* _Aim of the task_: Reproduce all the entries exactly and keep the pictures out.

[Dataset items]
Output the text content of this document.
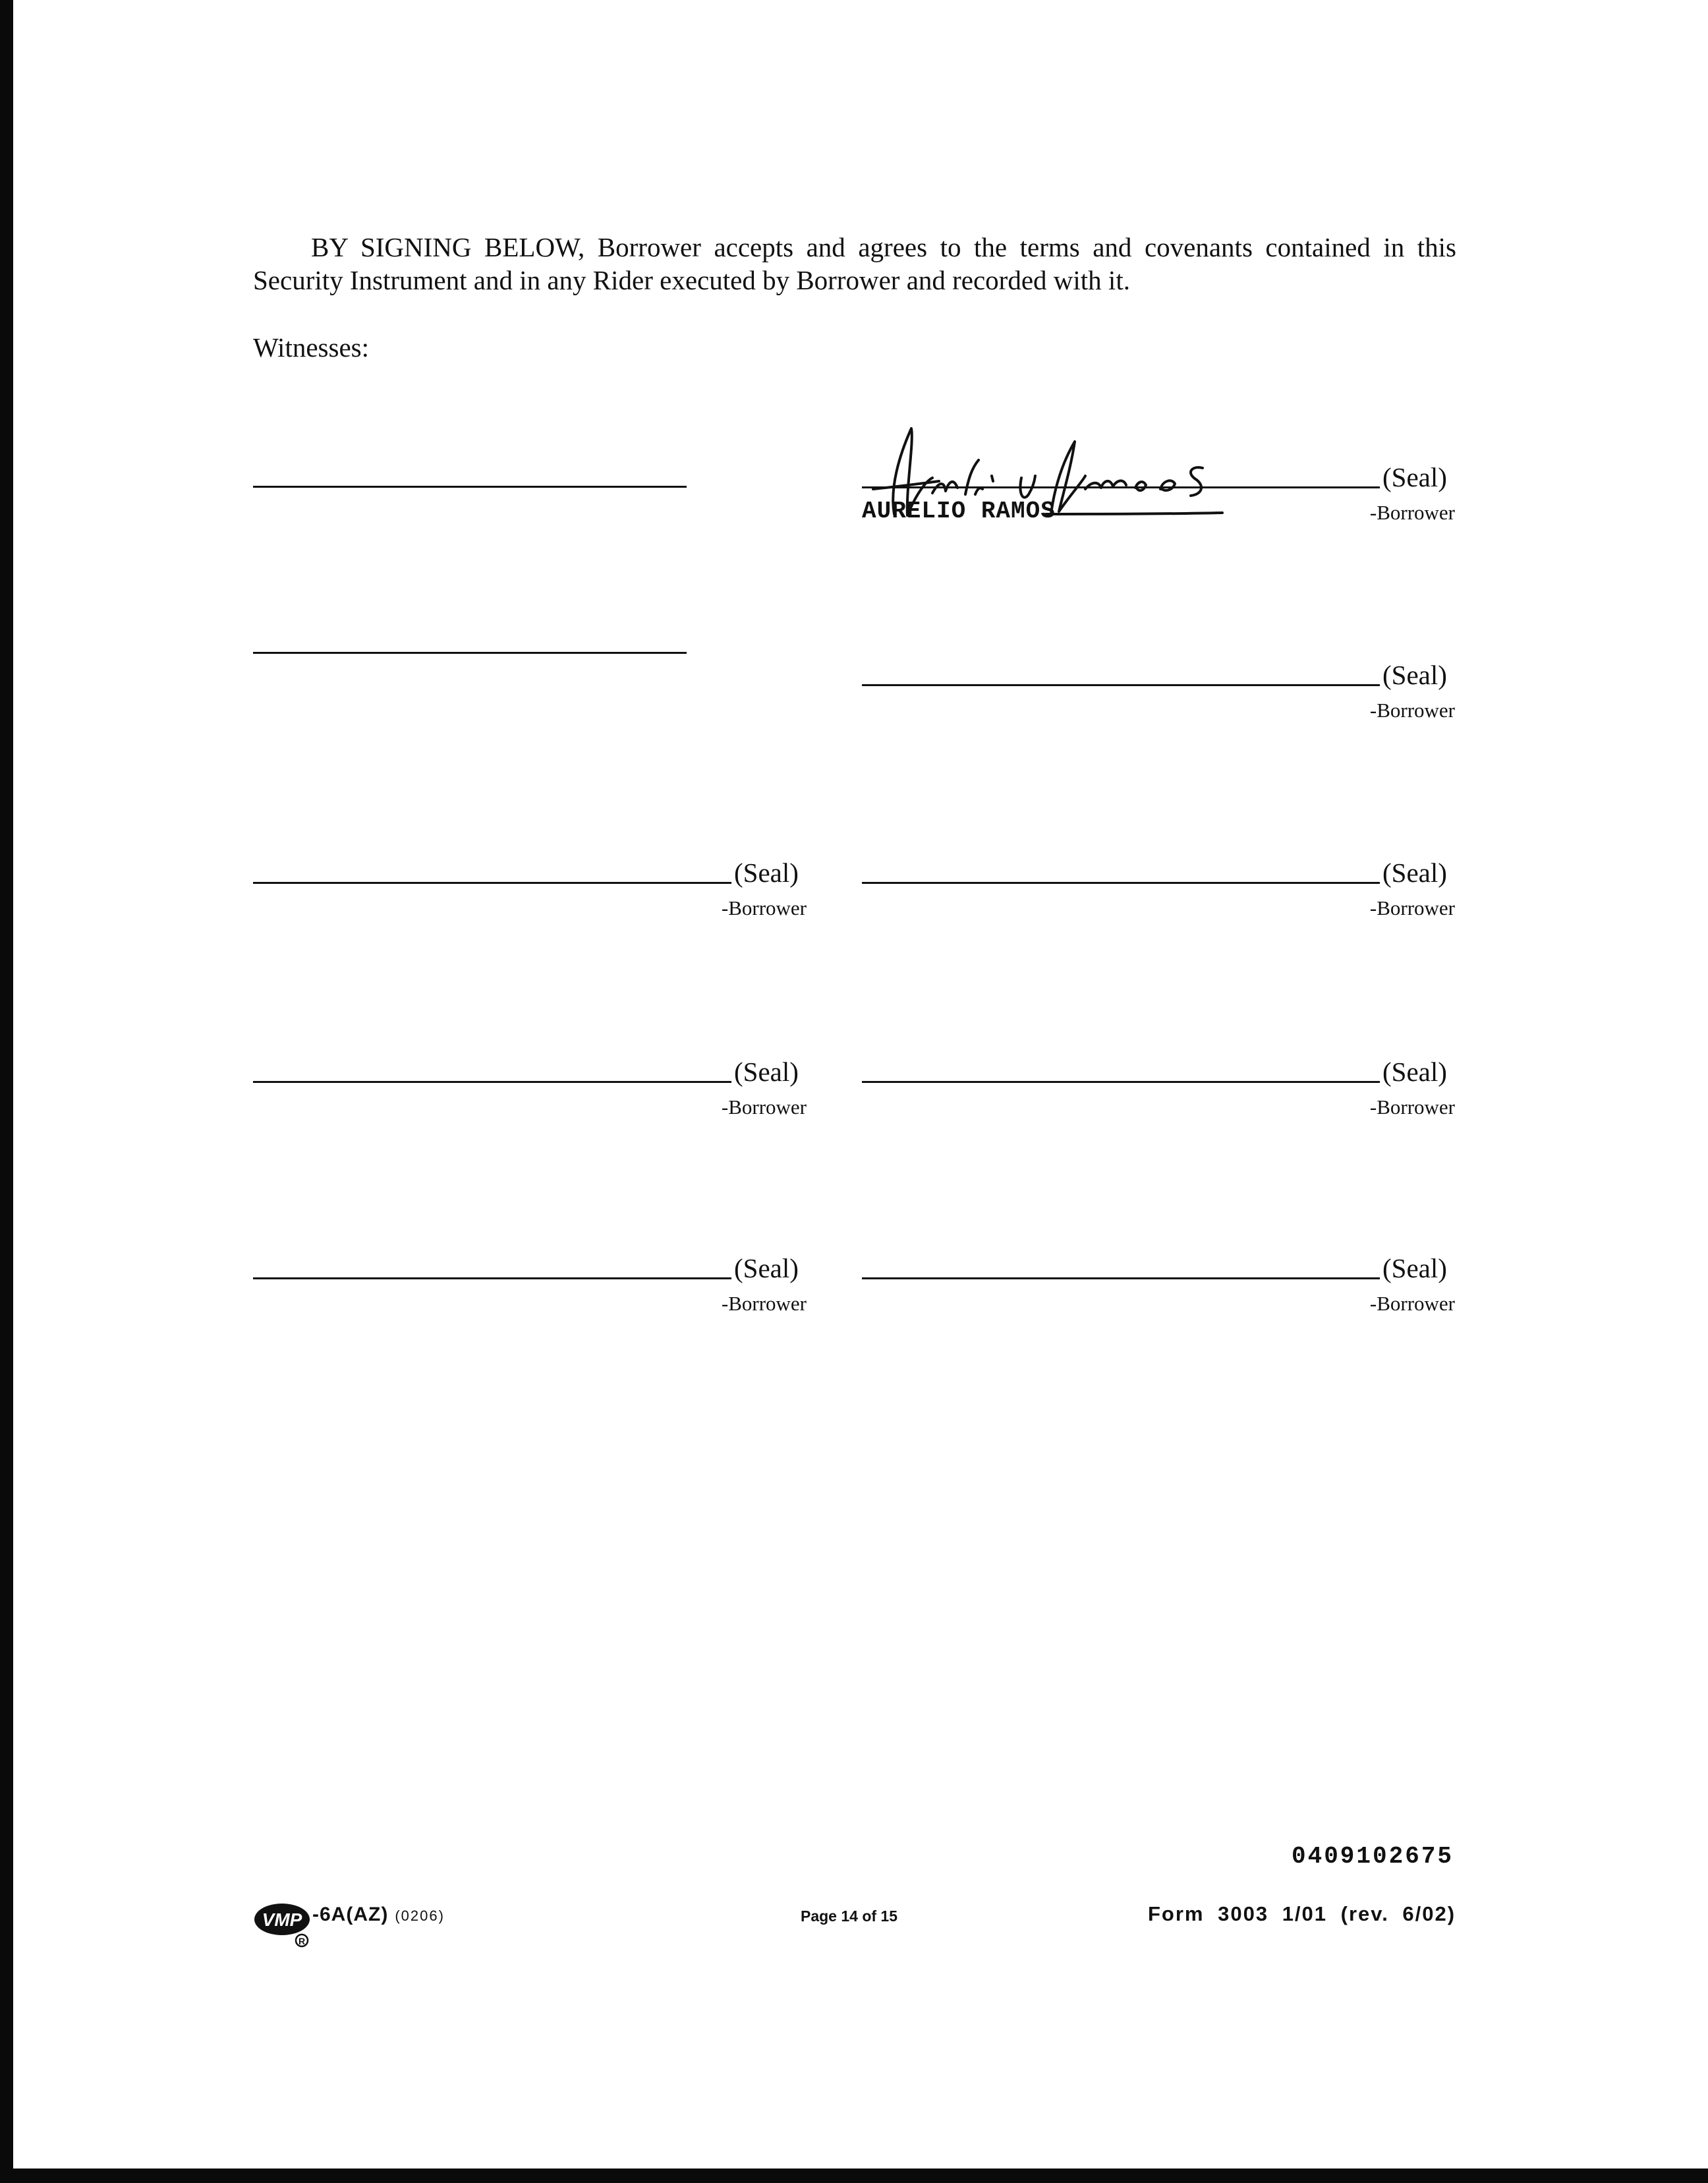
BY SIGNING BELOW, Borrower accepts and agrees to the terms and covenants contained in this Security Instrument and in any Rider executed by Borrower and recorded with it.
Witnesses:
(Seal)
-Borrower
AURELIO RAMOS
(Seal)
-Borrower
(Seal)
-Borrower
(Seal)
-Borrower
(Seal)
-Borrower
(Seal)
-Borrower
(Seal)
-Borrower
(Seal)
-Borrower
0409102675
VMP
R
-6A(AZ) (0206)	Page 14 of 15	Form 3003 1/01 (rev. 6/02)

* _The output_:
Output the text content of this document.
BY SIGNING BELOW, Borrower accepts and agrees to the terms and covenants contained in this Security Instrument and in any Rider executed by Borrower and recorded with it.
Witnesses:
(Seal)
-Borrower
AURELIO RAMOS
(Seal)
-Borrower
(Seal)
-Borrower
(Seal)
-Borrower
(Seal)
-Borrower
(Seal)
-Borrower
(Seal)
-Borrower
(Seal)
-Borrower
0409102675
VMP
R
-6A(AZ) (0206)	Page 14 of 15	Form 3003 1/01 (rev. 6/02)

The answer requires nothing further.